> **Extracted records**
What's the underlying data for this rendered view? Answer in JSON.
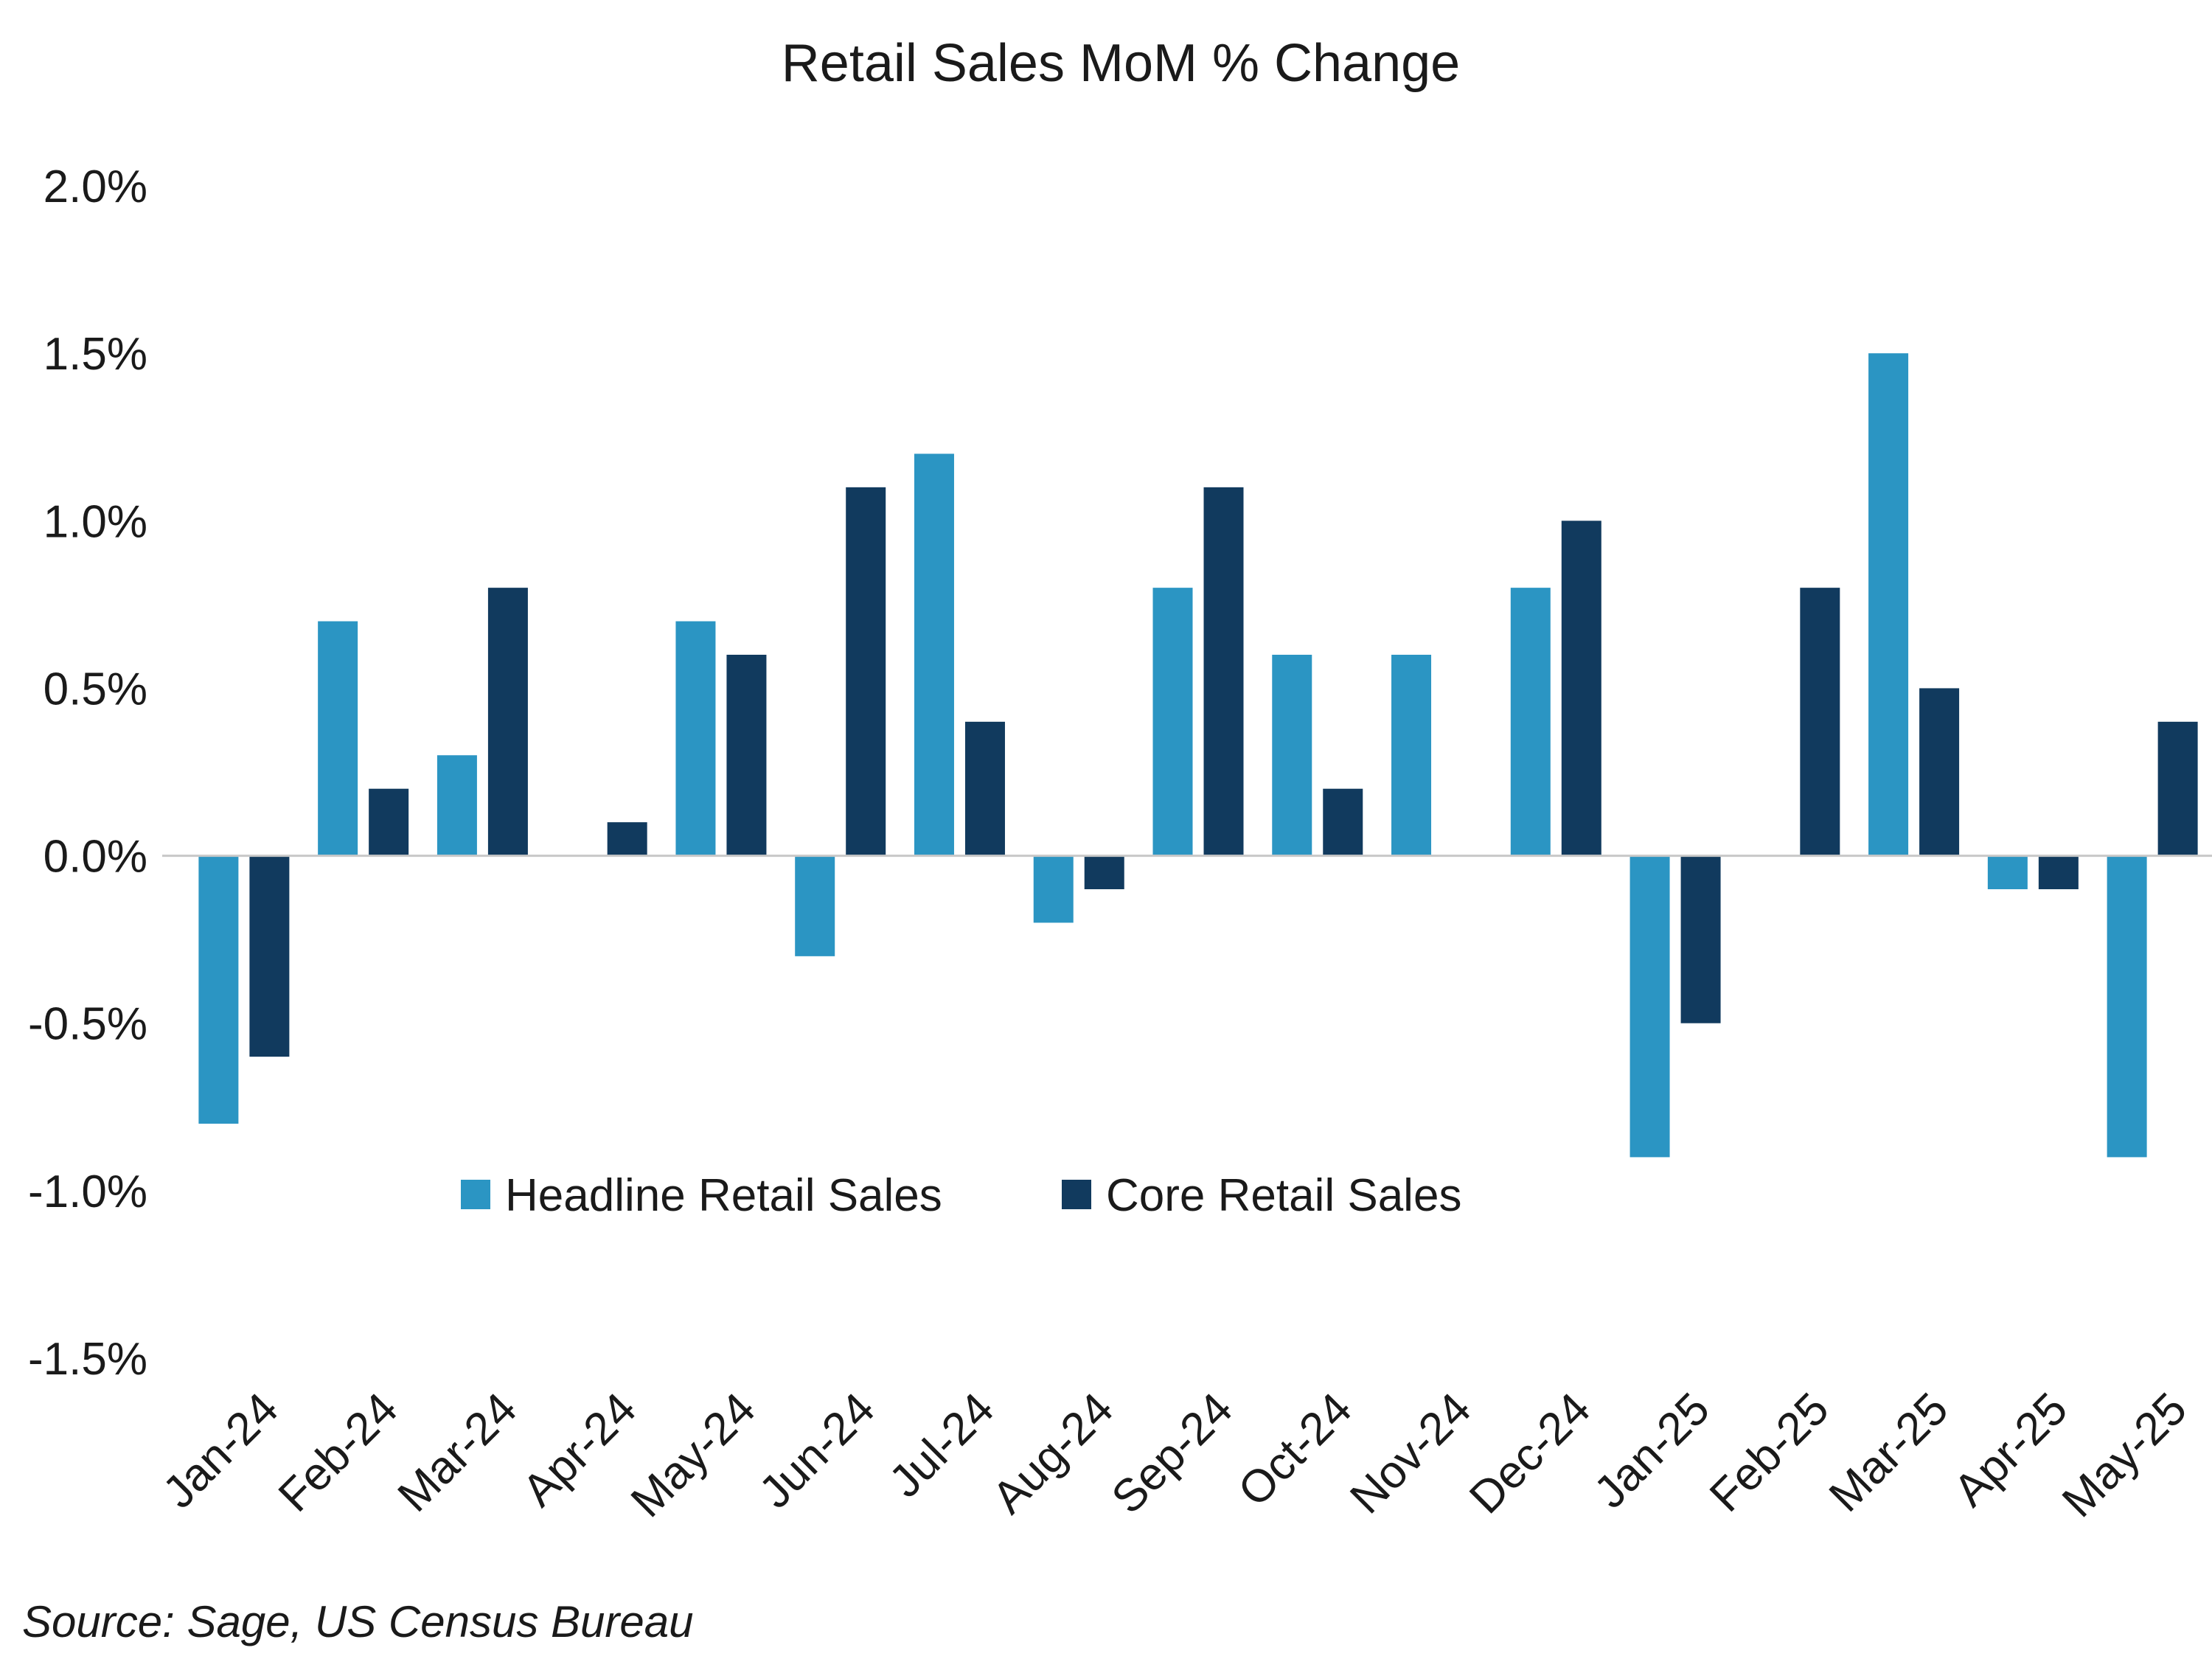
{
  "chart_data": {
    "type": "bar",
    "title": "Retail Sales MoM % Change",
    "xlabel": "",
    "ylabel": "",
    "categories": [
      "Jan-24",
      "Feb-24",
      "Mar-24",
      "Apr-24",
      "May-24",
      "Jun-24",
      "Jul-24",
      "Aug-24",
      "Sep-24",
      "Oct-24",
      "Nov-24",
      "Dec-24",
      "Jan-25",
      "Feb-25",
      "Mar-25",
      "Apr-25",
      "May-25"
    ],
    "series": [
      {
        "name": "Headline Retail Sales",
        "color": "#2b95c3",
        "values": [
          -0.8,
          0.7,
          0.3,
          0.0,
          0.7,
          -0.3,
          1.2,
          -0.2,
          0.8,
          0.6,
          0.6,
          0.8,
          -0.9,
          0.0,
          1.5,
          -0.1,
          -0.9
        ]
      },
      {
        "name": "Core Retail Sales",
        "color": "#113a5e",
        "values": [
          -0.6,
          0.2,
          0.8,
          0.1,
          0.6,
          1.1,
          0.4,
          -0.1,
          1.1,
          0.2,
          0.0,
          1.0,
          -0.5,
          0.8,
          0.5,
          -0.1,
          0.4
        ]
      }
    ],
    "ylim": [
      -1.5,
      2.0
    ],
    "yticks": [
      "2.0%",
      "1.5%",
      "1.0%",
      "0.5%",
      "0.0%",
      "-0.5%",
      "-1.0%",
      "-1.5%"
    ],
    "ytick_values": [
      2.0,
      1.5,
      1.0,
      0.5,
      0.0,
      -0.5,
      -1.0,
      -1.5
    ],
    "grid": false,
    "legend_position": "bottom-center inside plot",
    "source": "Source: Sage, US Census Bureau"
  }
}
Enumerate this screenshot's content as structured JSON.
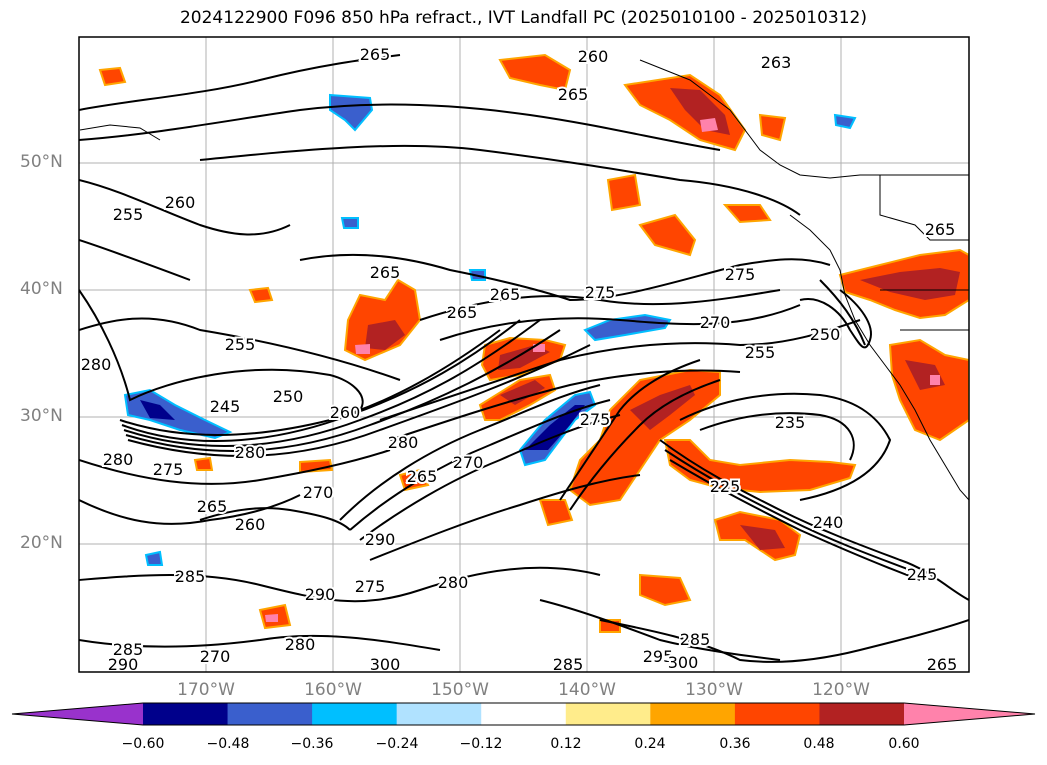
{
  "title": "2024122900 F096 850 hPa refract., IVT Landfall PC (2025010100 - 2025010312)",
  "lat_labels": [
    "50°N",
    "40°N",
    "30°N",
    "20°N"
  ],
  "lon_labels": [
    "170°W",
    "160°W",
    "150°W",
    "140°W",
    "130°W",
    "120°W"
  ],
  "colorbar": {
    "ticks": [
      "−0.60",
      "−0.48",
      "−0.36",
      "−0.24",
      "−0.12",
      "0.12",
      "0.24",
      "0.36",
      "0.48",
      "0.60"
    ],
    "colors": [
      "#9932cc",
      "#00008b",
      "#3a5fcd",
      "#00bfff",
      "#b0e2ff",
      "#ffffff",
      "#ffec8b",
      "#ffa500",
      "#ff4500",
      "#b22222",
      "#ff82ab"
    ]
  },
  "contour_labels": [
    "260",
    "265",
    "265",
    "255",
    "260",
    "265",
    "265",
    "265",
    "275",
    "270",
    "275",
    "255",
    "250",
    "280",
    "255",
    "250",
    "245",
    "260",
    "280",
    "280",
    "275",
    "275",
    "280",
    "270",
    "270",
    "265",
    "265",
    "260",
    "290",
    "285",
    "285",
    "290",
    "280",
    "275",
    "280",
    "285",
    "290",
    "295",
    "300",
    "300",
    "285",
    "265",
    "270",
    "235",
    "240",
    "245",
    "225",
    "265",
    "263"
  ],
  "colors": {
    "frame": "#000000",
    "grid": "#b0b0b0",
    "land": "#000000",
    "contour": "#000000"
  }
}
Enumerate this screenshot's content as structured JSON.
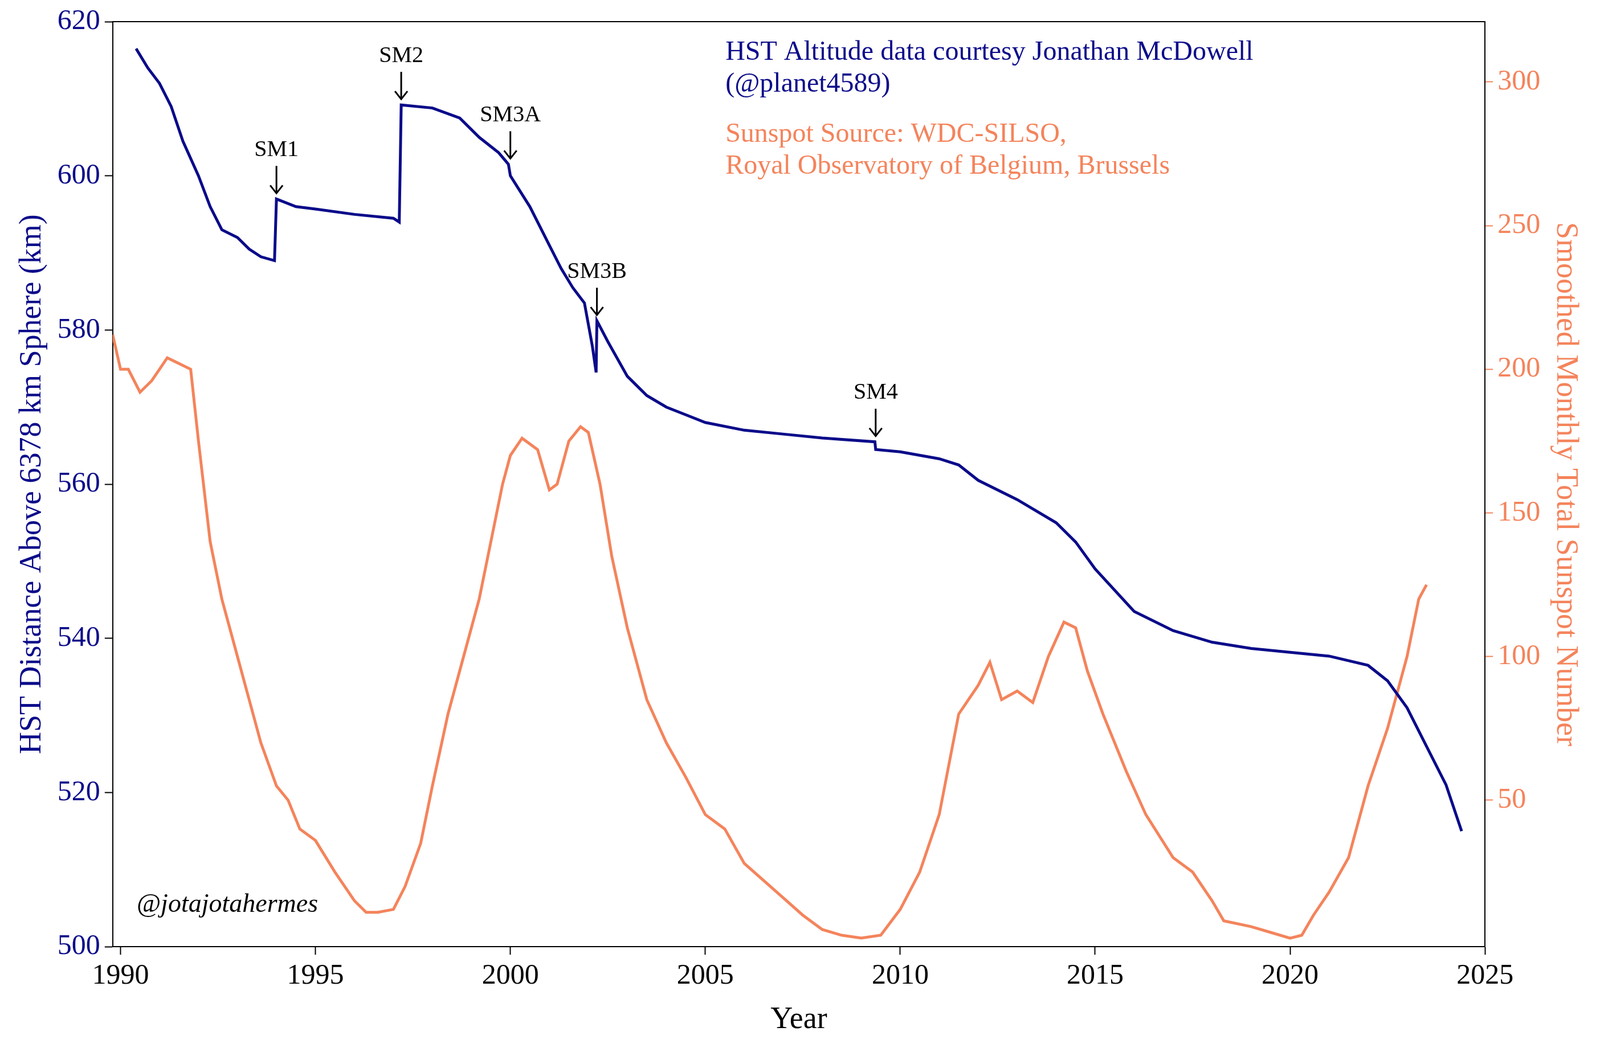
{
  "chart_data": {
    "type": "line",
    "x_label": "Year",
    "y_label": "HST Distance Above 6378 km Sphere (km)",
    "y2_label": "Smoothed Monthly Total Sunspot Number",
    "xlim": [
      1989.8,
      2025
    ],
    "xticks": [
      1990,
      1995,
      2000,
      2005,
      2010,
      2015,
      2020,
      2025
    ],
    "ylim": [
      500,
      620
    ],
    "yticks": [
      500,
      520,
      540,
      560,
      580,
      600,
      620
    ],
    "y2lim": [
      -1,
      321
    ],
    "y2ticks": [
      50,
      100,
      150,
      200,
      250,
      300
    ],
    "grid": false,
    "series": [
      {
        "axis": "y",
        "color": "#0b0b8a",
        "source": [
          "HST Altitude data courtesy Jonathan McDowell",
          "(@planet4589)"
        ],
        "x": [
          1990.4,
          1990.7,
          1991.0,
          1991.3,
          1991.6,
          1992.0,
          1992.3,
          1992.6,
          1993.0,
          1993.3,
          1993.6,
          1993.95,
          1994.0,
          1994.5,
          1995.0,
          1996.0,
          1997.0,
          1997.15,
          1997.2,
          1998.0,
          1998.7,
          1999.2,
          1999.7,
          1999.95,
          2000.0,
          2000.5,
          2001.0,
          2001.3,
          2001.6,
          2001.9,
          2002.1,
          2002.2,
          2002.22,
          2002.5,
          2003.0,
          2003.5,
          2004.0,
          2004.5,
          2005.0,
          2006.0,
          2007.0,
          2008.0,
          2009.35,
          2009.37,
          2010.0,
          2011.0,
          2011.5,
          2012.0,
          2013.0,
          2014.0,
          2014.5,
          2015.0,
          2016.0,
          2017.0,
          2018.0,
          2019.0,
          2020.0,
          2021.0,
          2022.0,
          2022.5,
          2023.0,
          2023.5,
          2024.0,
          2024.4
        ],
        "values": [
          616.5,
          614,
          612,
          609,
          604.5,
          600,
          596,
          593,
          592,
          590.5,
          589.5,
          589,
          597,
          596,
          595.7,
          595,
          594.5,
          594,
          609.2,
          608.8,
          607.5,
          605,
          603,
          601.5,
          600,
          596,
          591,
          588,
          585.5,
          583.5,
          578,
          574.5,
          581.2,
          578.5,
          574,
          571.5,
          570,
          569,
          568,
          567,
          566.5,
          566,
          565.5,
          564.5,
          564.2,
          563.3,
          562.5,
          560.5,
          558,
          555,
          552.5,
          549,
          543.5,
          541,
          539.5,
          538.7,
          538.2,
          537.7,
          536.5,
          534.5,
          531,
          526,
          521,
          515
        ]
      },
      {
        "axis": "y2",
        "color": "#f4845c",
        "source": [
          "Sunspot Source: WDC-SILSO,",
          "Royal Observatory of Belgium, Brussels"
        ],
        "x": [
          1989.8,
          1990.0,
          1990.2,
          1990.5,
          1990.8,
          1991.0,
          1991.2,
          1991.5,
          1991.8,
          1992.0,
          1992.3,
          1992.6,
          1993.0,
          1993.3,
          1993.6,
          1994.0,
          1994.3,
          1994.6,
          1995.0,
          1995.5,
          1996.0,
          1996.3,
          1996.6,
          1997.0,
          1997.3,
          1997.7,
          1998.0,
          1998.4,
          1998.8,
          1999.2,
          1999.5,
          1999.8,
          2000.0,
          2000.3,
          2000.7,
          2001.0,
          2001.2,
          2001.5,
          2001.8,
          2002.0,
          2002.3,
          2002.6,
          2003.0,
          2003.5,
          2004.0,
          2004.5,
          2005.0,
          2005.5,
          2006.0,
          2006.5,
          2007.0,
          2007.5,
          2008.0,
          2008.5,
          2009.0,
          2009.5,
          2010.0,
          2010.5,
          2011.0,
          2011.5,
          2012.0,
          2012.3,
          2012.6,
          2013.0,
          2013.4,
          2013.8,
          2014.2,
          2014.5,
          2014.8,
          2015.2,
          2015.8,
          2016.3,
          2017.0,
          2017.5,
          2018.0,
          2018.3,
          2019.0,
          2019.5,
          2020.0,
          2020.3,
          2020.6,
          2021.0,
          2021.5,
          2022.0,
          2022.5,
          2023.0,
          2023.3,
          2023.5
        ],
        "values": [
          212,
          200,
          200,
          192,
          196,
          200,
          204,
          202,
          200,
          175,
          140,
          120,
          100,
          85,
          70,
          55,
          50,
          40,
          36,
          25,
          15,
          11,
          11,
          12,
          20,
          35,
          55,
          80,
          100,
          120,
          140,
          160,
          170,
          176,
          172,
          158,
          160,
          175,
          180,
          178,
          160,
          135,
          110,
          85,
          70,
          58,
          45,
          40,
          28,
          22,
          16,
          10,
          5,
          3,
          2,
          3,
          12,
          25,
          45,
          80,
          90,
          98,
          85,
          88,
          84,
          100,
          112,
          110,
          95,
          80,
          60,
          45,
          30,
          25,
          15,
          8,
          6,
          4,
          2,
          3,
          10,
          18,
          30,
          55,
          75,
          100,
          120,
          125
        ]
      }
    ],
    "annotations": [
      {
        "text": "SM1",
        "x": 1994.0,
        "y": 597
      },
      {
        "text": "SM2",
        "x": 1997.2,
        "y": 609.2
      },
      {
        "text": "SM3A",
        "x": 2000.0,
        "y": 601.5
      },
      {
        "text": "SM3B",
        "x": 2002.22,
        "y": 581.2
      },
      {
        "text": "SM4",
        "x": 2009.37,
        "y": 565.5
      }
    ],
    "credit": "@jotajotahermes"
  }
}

> **Challenge**
Return each line of the listing that holds the string "Sunspot".

> **Reply**
    "y2_label": "Smoothed Monthly Total Sunspot Number",
          "Sunspot Source: WDC-SILSO,",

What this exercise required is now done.